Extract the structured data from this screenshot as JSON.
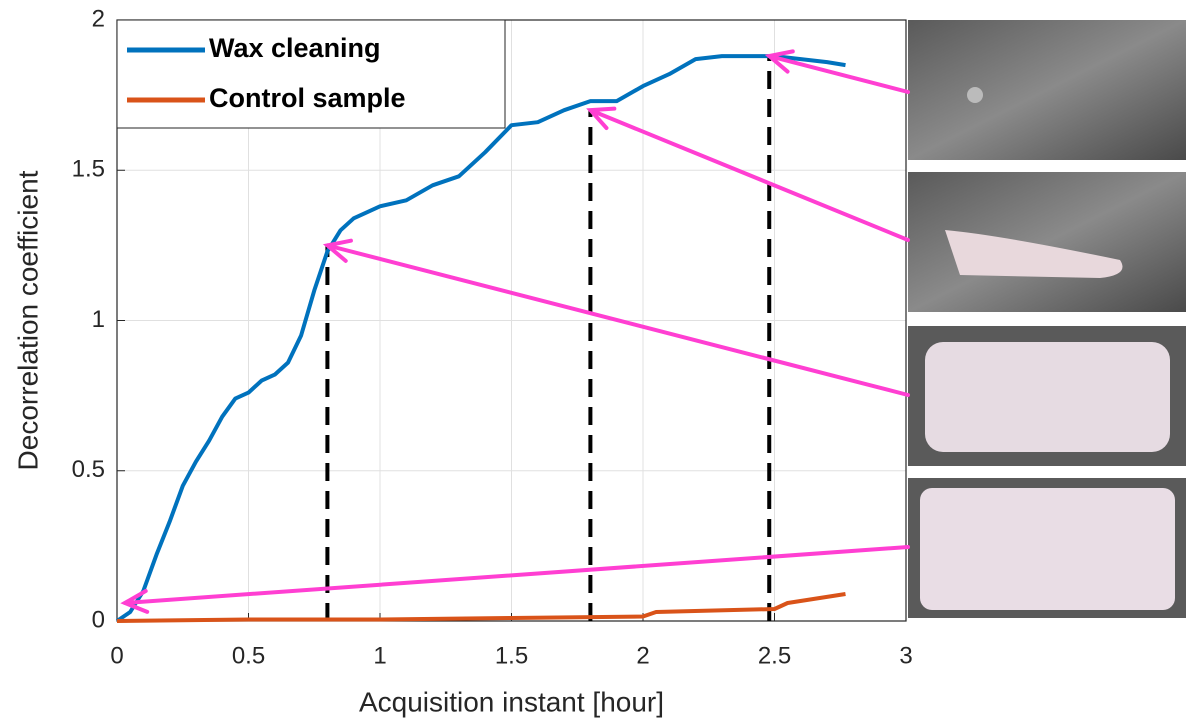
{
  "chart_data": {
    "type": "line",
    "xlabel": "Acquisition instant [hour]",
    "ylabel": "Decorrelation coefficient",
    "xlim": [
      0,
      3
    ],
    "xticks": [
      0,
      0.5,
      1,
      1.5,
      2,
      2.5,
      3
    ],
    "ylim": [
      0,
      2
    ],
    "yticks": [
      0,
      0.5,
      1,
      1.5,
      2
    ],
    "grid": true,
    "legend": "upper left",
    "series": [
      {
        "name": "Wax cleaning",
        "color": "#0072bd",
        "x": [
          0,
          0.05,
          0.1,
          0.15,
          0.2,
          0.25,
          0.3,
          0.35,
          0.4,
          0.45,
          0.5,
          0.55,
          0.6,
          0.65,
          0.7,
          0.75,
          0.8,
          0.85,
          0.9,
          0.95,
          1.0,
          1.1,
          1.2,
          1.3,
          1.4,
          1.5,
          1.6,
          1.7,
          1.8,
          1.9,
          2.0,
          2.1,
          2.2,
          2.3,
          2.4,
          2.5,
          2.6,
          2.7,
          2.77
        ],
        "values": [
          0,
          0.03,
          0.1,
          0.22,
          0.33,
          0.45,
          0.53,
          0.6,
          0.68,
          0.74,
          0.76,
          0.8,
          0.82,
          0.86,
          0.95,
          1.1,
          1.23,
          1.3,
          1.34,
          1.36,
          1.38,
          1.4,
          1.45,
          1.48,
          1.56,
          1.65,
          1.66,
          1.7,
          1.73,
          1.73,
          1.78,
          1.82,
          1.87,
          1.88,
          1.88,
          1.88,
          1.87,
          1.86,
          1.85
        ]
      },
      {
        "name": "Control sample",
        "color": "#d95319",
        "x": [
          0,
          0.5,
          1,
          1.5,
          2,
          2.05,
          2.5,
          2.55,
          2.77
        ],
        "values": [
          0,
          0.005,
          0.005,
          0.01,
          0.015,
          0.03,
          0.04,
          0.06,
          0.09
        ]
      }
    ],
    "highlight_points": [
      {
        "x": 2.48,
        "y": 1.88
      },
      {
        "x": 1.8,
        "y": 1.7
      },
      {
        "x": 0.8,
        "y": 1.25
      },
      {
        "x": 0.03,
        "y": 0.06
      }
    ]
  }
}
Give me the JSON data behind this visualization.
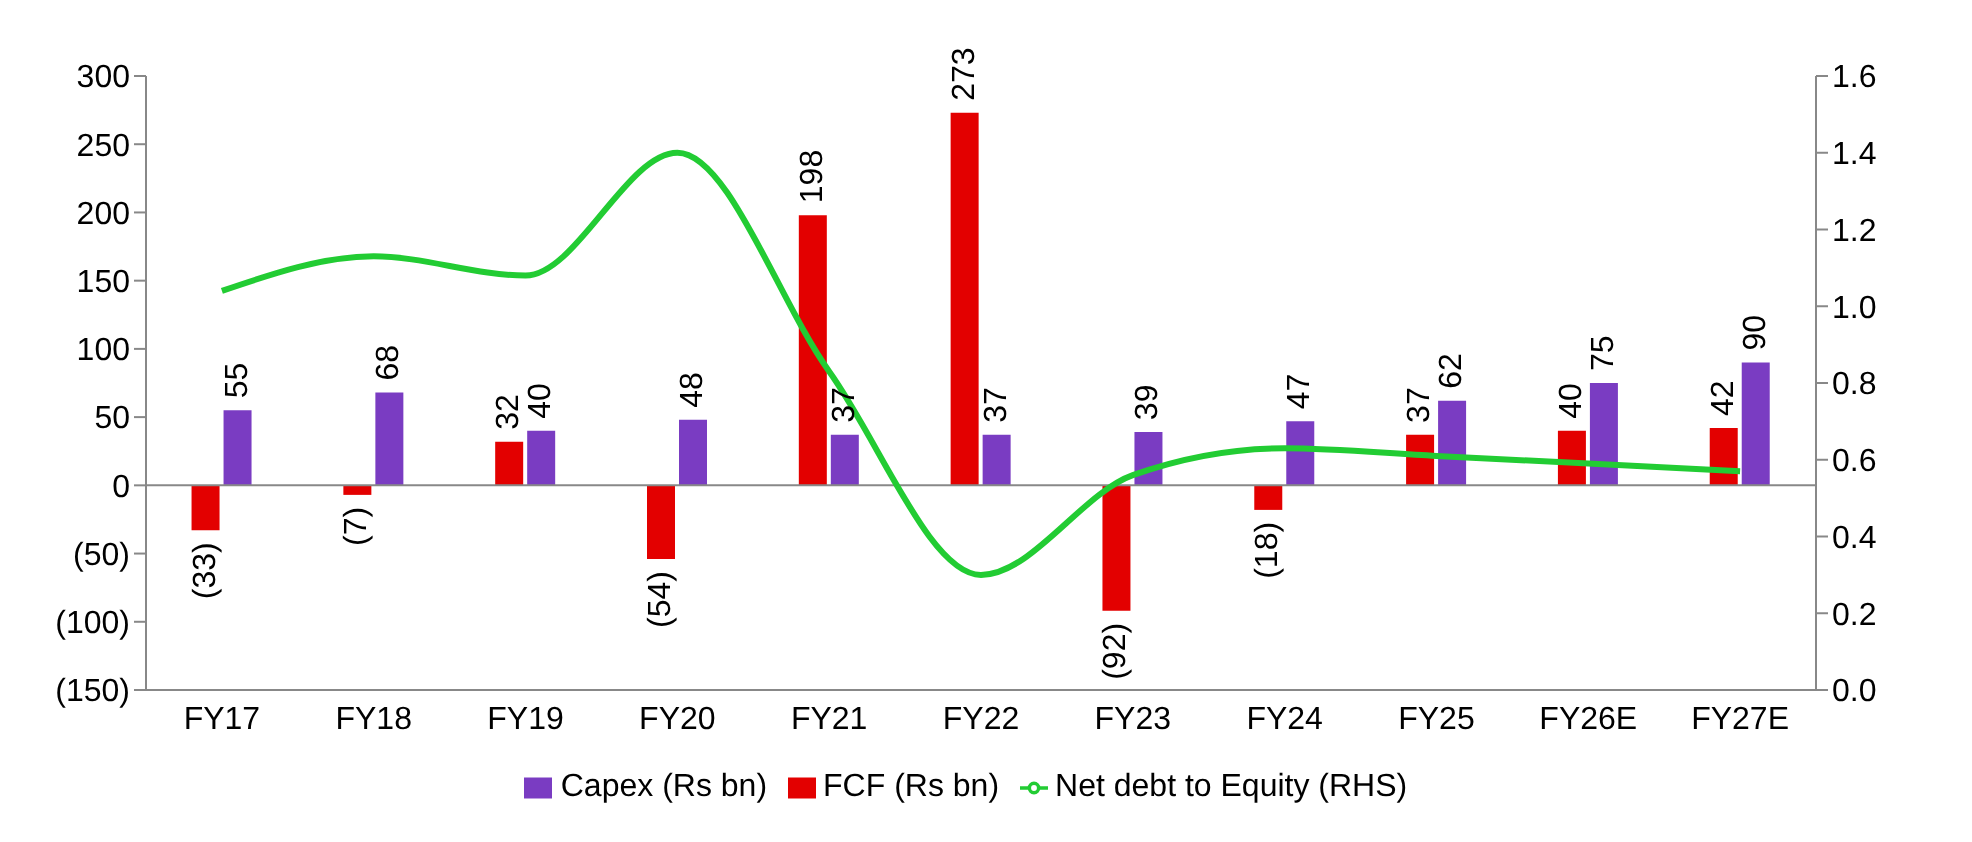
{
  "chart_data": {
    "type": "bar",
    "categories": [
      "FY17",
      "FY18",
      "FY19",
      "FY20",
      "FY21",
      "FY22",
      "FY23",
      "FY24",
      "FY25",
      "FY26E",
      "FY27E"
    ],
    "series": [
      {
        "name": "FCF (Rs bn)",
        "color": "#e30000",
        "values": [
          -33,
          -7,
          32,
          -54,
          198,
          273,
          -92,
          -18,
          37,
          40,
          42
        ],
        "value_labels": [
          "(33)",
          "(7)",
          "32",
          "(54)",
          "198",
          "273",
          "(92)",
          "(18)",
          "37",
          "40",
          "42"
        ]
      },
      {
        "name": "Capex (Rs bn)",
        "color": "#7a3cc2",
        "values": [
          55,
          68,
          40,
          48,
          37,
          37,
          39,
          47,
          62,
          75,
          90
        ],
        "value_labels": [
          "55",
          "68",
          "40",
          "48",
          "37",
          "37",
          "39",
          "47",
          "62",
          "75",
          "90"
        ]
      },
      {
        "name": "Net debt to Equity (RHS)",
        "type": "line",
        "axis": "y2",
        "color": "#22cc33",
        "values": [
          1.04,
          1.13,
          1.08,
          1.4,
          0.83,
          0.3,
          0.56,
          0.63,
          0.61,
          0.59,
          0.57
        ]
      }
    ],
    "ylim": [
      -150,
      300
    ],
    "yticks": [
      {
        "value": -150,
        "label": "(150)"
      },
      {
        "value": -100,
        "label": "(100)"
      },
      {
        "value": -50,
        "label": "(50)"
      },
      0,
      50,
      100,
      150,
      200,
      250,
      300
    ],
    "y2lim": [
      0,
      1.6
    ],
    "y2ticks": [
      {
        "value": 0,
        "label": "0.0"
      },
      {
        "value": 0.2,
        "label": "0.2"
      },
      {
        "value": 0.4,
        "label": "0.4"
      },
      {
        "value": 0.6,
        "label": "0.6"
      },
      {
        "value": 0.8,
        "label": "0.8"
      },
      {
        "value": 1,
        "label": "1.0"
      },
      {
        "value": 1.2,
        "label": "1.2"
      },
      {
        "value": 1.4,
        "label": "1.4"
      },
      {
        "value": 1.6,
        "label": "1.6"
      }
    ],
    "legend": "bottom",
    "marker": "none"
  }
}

——

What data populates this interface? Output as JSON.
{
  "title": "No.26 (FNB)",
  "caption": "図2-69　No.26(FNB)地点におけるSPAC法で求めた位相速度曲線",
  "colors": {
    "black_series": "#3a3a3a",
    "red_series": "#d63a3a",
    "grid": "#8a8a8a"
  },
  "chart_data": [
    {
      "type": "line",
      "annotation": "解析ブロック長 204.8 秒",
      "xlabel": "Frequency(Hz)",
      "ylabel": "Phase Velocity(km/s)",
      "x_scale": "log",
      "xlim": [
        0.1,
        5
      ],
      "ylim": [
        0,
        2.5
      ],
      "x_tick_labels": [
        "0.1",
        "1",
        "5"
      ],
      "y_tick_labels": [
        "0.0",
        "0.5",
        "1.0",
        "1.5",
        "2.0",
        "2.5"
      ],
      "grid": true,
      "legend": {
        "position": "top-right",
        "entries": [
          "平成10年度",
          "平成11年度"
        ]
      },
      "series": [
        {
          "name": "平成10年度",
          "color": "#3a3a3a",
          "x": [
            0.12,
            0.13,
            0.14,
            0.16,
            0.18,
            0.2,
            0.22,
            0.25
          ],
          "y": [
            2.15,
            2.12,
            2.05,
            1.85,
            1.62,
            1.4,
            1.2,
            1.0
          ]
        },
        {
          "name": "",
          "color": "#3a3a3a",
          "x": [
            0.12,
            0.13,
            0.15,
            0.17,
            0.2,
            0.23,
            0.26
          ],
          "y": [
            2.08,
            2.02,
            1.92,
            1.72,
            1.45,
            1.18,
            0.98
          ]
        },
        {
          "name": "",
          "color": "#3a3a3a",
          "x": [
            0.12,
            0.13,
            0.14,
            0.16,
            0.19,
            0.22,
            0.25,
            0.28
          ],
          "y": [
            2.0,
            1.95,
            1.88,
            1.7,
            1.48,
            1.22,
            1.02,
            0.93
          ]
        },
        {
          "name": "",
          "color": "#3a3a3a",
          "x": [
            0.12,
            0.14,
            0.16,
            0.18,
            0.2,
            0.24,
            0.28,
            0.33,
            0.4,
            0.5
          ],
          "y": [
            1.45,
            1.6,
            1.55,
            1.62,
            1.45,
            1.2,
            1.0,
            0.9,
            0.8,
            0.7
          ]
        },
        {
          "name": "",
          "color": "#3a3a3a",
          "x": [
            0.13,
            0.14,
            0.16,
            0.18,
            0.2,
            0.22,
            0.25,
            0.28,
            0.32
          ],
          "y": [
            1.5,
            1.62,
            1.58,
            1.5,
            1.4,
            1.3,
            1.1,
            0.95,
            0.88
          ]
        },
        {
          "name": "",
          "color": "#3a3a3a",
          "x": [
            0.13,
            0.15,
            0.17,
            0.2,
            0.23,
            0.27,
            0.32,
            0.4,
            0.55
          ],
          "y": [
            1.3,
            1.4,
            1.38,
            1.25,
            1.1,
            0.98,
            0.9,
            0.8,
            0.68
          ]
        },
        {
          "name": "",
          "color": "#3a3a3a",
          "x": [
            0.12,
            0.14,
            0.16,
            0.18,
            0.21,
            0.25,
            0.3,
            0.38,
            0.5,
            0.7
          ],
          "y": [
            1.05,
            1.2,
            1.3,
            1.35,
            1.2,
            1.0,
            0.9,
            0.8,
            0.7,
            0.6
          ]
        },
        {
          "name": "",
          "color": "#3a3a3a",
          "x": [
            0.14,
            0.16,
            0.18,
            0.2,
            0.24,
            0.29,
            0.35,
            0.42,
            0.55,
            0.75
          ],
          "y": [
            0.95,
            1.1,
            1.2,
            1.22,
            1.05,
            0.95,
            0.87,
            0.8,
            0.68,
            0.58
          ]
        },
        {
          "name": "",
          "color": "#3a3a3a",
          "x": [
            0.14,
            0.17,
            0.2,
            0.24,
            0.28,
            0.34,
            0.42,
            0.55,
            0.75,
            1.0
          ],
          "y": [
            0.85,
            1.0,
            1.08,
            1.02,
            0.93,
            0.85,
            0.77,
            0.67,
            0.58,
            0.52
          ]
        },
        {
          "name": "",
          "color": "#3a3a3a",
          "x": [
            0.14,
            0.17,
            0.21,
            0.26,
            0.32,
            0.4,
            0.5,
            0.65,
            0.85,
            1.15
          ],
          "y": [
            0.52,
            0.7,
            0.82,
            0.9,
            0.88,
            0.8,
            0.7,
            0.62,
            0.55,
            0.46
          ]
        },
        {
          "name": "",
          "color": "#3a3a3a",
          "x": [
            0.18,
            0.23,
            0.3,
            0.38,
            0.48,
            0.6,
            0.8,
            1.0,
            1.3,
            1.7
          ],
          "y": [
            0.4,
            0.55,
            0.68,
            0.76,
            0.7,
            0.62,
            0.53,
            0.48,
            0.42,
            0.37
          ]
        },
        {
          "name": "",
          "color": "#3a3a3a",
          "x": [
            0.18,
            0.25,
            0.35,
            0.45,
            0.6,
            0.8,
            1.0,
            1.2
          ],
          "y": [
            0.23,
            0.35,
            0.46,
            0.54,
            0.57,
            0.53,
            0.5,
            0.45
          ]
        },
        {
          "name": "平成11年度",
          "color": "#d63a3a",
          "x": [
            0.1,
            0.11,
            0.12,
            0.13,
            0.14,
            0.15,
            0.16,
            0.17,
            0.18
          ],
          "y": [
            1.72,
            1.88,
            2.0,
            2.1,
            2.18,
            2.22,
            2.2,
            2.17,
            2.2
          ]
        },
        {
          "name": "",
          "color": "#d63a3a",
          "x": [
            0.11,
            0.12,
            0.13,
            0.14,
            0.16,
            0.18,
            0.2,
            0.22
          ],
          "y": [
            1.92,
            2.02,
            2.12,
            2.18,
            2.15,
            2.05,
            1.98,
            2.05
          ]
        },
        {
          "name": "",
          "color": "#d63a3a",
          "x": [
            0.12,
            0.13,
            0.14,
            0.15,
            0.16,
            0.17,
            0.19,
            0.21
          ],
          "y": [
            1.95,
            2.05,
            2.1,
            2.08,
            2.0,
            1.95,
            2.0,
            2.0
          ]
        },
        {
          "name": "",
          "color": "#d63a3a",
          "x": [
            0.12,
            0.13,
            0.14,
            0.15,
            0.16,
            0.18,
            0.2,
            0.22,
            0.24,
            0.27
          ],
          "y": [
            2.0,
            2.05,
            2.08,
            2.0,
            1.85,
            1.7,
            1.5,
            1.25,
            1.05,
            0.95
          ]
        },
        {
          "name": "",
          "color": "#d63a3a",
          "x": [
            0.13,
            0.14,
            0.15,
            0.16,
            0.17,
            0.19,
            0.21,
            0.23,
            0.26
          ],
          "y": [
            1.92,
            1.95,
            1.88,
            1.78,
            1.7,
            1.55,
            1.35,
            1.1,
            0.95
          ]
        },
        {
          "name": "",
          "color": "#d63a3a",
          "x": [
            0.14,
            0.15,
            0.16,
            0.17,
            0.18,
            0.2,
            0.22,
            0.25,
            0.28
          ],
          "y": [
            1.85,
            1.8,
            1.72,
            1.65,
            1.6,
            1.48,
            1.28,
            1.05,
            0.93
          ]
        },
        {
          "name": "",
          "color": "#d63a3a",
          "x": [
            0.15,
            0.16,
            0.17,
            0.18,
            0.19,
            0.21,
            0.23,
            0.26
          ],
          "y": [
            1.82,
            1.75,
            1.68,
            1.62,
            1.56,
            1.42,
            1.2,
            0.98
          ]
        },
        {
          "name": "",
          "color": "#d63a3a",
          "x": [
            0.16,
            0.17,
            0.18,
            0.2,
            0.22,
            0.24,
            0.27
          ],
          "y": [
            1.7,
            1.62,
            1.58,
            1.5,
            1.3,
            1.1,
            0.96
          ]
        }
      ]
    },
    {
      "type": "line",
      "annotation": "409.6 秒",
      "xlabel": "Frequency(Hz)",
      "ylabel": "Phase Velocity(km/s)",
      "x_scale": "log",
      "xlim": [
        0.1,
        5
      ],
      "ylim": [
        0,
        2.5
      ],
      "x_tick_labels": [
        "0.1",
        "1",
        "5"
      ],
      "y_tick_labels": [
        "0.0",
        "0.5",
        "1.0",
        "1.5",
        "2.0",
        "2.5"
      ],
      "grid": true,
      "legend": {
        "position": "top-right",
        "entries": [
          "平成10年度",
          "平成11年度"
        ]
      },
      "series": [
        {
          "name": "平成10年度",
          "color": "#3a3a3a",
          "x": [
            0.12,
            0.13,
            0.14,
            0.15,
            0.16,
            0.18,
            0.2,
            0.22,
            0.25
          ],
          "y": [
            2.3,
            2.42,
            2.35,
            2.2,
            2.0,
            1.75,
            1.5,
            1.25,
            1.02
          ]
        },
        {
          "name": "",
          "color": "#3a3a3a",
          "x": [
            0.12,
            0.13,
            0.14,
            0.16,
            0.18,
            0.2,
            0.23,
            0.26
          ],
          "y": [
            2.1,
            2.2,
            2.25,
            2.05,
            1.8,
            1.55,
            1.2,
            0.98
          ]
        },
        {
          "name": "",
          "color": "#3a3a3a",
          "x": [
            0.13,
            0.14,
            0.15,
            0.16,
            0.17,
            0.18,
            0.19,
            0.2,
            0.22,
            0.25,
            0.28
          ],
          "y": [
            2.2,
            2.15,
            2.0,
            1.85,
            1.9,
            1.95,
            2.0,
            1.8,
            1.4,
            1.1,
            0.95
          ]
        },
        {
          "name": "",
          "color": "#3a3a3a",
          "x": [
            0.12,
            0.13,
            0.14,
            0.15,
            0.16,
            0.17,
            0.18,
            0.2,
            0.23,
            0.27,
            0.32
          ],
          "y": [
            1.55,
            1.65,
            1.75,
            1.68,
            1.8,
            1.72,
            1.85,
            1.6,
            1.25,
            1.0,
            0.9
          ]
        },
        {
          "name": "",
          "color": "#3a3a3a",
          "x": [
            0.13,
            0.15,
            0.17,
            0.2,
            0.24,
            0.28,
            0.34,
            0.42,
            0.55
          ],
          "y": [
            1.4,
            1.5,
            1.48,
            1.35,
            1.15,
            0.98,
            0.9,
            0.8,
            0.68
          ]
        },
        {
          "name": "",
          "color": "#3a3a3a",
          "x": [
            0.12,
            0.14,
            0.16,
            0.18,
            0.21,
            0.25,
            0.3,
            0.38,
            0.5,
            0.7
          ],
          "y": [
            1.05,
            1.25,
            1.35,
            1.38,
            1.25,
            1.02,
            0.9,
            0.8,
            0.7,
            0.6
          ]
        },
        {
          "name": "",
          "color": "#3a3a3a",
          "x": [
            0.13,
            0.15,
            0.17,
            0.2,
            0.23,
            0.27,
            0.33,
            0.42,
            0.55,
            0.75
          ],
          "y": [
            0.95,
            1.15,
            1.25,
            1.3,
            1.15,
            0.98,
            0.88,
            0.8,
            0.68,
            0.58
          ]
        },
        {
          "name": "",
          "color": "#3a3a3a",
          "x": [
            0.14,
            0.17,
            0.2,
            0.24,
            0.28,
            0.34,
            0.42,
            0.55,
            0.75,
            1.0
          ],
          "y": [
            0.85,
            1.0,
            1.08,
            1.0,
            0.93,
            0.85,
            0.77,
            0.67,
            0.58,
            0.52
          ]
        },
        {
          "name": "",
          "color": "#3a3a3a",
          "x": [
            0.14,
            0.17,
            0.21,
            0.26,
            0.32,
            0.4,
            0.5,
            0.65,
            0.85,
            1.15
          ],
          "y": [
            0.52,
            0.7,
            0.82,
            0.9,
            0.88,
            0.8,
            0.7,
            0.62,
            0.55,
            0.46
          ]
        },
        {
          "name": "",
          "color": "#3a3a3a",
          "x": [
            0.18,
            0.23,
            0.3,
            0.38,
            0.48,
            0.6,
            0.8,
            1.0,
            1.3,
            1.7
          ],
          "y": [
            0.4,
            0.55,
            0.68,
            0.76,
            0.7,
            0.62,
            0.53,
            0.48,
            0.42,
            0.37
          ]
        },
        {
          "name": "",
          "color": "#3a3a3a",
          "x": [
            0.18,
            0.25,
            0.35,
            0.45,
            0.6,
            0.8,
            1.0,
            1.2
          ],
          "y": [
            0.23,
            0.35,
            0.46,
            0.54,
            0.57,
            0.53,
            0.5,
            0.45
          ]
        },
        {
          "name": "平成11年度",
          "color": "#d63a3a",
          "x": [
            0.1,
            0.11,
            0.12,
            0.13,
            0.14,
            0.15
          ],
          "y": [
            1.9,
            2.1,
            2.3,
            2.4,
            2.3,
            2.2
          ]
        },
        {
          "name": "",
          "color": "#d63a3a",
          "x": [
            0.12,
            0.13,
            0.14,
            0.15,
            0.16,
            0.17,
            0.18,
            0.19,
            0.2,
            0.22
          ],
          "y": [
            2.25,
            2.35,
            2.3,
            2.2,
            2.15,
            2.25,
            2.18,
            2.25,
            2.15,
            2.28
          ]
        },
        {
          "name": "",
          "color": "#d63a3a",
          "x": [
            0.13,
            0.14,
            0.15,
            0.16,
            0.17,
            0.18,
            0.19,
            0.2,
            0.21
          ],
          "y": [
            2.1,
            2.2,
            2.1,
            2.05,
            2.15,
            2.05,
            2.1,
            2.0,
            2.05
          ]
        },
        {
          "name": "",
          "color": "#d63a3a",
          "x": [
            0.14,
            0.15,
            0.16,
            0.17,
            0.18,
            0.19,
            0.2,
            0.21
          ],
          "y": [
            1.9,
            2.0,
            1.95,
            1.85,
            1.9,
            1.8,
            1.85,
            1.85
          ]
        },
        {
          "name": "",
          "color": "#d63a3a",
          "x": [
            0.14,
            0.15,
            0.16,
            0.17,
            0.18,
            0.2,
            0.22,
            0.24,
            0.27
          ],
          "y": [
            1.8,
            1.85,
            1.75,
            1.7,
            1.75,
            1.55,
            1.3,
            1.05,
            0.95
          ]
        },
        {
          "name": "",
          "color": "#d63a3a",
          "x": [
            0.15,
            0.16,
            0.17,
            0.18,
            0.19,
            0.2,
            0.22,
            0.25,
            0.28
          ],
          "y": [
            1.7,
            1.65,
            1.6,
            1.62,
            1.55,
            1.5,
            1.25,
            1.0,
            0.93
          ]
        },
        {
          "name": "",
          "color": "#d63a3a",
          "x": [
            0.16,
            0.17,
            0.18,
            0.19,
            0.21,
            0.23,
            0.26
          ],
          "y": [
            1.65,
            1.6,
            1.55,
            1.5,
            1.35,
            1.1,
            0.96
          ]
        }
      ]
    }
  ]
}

——

- _THE TASK_
Pick each line holding the word "legend" out of the listing.

- _WRITTEN REPLY_
    "legend": "upper left",
    "legend": "bottom",
      "legend": {
      "legend": {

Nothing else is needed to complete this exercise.